Repeat every line of the listing below exactly, minus the pictures.
++++ RECORDS SUPPLIED ++++
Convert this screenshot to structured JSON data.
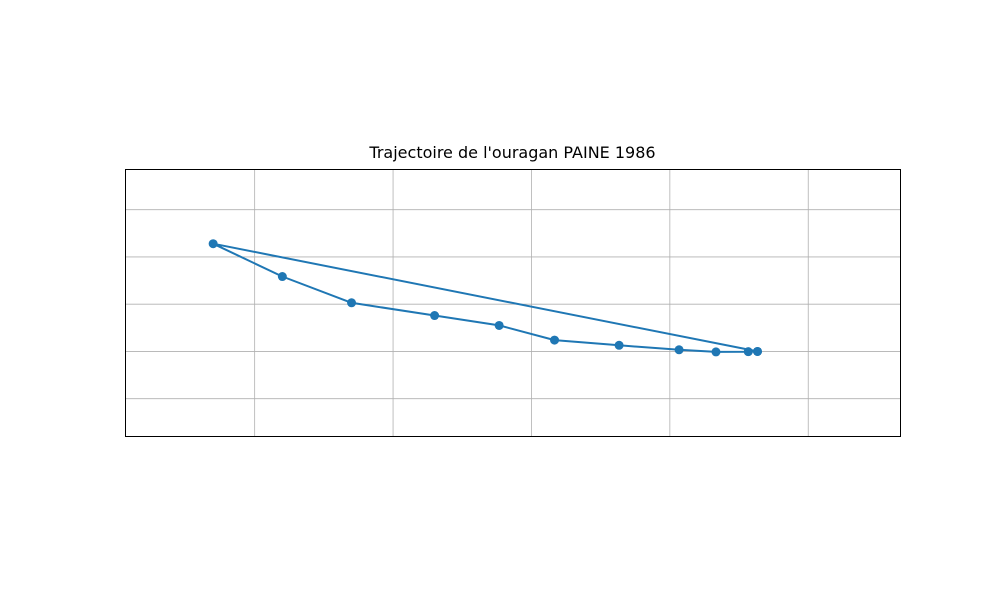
{
  "chart_data": {
    "type": "line",
    "title": "Trajectoire de l'ouragan PAINE 1986",
    "xlabel": "",
    "ylabel": "",
    "grid": true,
    "axis_ticks_labeled": false,
    "series": [
      {
        "color": "#1f77b4",
        "marker": "circle",
        "points": [
          {
            "x": 0.67,
            "y": 0.0
          },
          {
            "x": 0.65,
            "y": -0.01
          },
          {
            "x": 0.58,
            "y": -0.02
          },
          {
            "x": 0.5,
            "y": 0.07
          },
          {
            "x": 0.37,
            "y": 0.26
          },
          {
            "x": 0.23,
            "y": 0.48
          },
          {
            "x": 0.11,
            "y": 1.1
          },
          {
            "x": -0.03,
            "y": 1.52
          },
          {
            "x": -0.21,
            "y": 2.06
          },
          {
            "x": -0.36,
            "y": 3.17
          },
          {
            "x": -0.51,
            "y": 4.56
          },
          {
            "x": 0.67,
            "y": 0.0
          }
        ]
      }
    ],
    "xlim": [
      -0.7,
      0.98
    ],
    "ylim": [
      -3.6,
      7.7
    ],
    "xgrid": [
      -0.42,
      -0.12,
      0.18,
      0.48,
      0.78
    ],
    "ygrid": [
      -2.0,
      0.0,
      2.0,
      4.0,
      6.0
    ]
  }
}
++++
- **ANSWER BELOW**:
Convert this screenshot to structured JSON data.
{
  "chart_data": {
    "type": "line",
    "title": "Trajectoire de l'ouragan PAINE 1986",
    "xlabel": "",
    "ylabel": "",
    "grid": true,
    "axis_ticks_labeled": false,
    "series": [
      {
        "color": "#1f77b4",
        "marker": "circle",
        "points": [
          {
            "x": 0.67,
            "y": 0.0
          },
          {
            "x": 0.65,
            "y": -0.01
          },
          {
            "x": 0.58,
            "y": -0.02
          },
          {
            "x": 0.5,
            "y": 0.07
          },
          {
            "x": 0.37,
            "y": 0.26
          },
          {
            "x": 0.23,
            "y": 0.48
          },
          {
            "x": 0.11,
            "y": 1.1
          },
          {
            "x": -0.03,
            "y": 1.52
          },
          {
            "x": -0.21,
            "y": 2.06
          },
          {
            "x": -0.36,
            "y": 3.17
          },
          {
            "x": -0.51,
            "y": 4.56
          },
          {
            "x": 0.67,
            "y": 0.0
          }
        ]
      }
    ],
    "xlim": [
      -0.7,
      0.98
    ],
    "ylim": [
      -3.6,
      7.7
    ],
    "xgrid": [
      -0.42,
      -0.12,
      0.18,
      0.48,
      0.78
    ],
    "ygrid": [
      -2.0,
      0.0,
      2.0,
      4.0,
      6.0
    ]
  }
}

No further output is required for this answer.